# PROBLEM TO SOLVE
Return the entries verbatim and drop every picture.

(Structured figure records)
····················
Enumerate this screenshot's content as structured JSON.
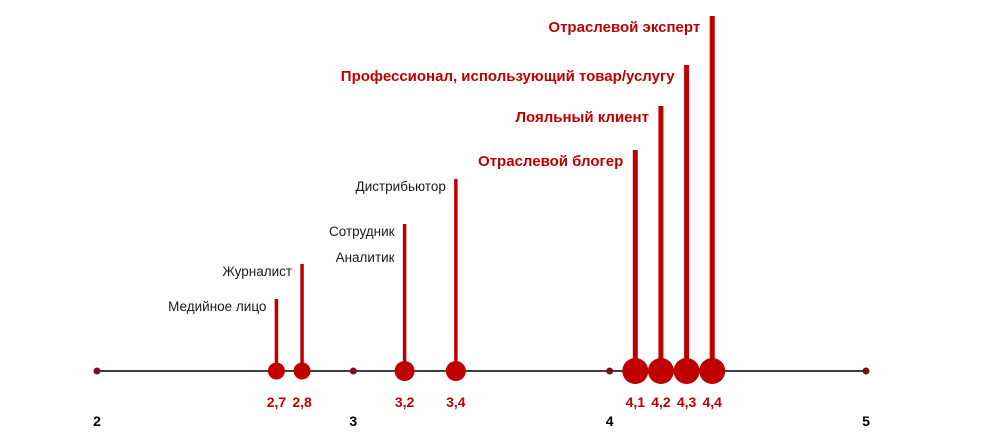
{
  "colors": {
    "accent": "#c00000",
    "axis": "#000000",
    "plain_label": "#1a1a1a",
    "tick_dot_fill": "#7a1020"
  },
  "chart_data": {
    "type": "scatter",
    "title": "",
    "xlabel": "",
    "ylabel": "",
    "xlim": [
      2,
      5
    ],
    "x_ticks": [
      {
        "value": 2,
        "label": "2"
      },
      {
        "value": 3,
        "label": "3"
      },
      {
        "value": 4,
        "label": "4"
      },
      {
        "value": 5,
        "label": "5"
      }
    ],
    "grid": false,
    "legend": "none",
    "points": [
      {
        "label": "Медийное лицо",
        "value": 2.7,
        "value_label": "2,7",
        "highlight": false,
        "rank": 1
      },
      {
        "label": "Журналист",
        "value": 2.8,
        "value_label": "2,8",
        "highlight": false,
        "rank": 2
      },
      {
        "label": "Сотрудник\nАналитик",
        "value": 3.2,
        "value_label": "3,2",
        "highlight": false,
        "rank": 3
      },
      {
        "label": "Дистрибьютор",
        "value": 3.4,
        "value_label": "3,4",
        "highlight": false,
        "rank": 4
      },
      {
        "label": "Отраслевой блогер",
        "value": 4.1,
        "value_label": "4,1",
        "highlight": true,
        "rank": 5
      },
      {
        "label": "Лояльный клиент",
        "value": 4.2,
        "value_label": "4,2",
        "highlight": true,
        "rank": 6
      },
      {
        "label": "Профессионал, использующий товар/услугу",
        "value": 4.3,
        "value_label": "4,3",
        "highlight": true,
        "rank": 7
      },
      {
        "label": "Отраслевой эксперт",
        "value": 4.4,
        "value_label": "4,4",
        "highlight": true,
        "rank": 8
      }
    ]
  }
}
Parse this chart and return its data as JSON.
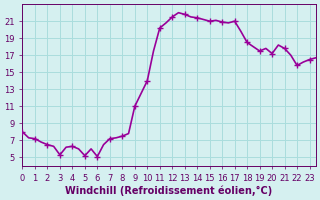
····················
# SOLUTION
Enumerate this screenshot's content as structured JSON.
{
  "colors": {
    "accent": "#c00000",
    "axis": "#000000",
    "plain_label": "#1a1a1a",
    "tick_dot_fill": "#7a1020"
  },
  "chart_data": {
    "type": "scatter",
    "title": "",
    "xlabel": "",
    "ylabel": "",
    "xlim": [
      2,
      5
    ],
    "x_ticks": [
      {
        "value": 2,
        "label": "2"
      },
      {
        "value": 3,
        "label": "3"
      },
      {
        "value": 4,
        "label": "4"
      },
      {
        "value": 5,
        "label": "5"
      }
    ],
    "grid": false,
    "legend": "none",
    "points": [
      {
        "label": "Медийное лицо",
        "value": 2.7,
        "value_label": "2,7",
        "highlight": false,
        "rank": 1
      },
      {
        "label": "Журналист",
        "value": 2.8,
        "value_label": "2,8",
        "highlight": false,
        "rank": 2
      },
      {
        "label": "Сотрудник\nАналитик",
        "value": 3.2,
        "value_label": "3,2",
        "highlight": false,
        "rank": 3
      },
      {
        "label": "Дистрибьютор",
        "value": 3.4,
        "value_label": "3,4",
        "highlight": false,
        "rank": 4
      },
      {
        "label": "Отраслевой блогер",
        "value": 4.1,
        "value_label": "4,1",
        "highlight": true,
        "rank": 5
      },
      {
        "label": "Лояльный клиент",
        "value": 4.2,
        "value_label": "4,2",
        "highlight": true,
        "rank": 6
      },
      {
        "label": "Профессионал, использующий товар/услугу",
        "value": 4.3,
        "value_label": "4,3",
        "highlight": true,
        "rank": 7
      },
      {
        "label": "Отраслевой эксперт",
        "value": 4.4,
        "value_label": "4,4",
        "highlight": true,
        "rank": 8
      }
    ]
  }
}
Parse this chart and return its data as JSON.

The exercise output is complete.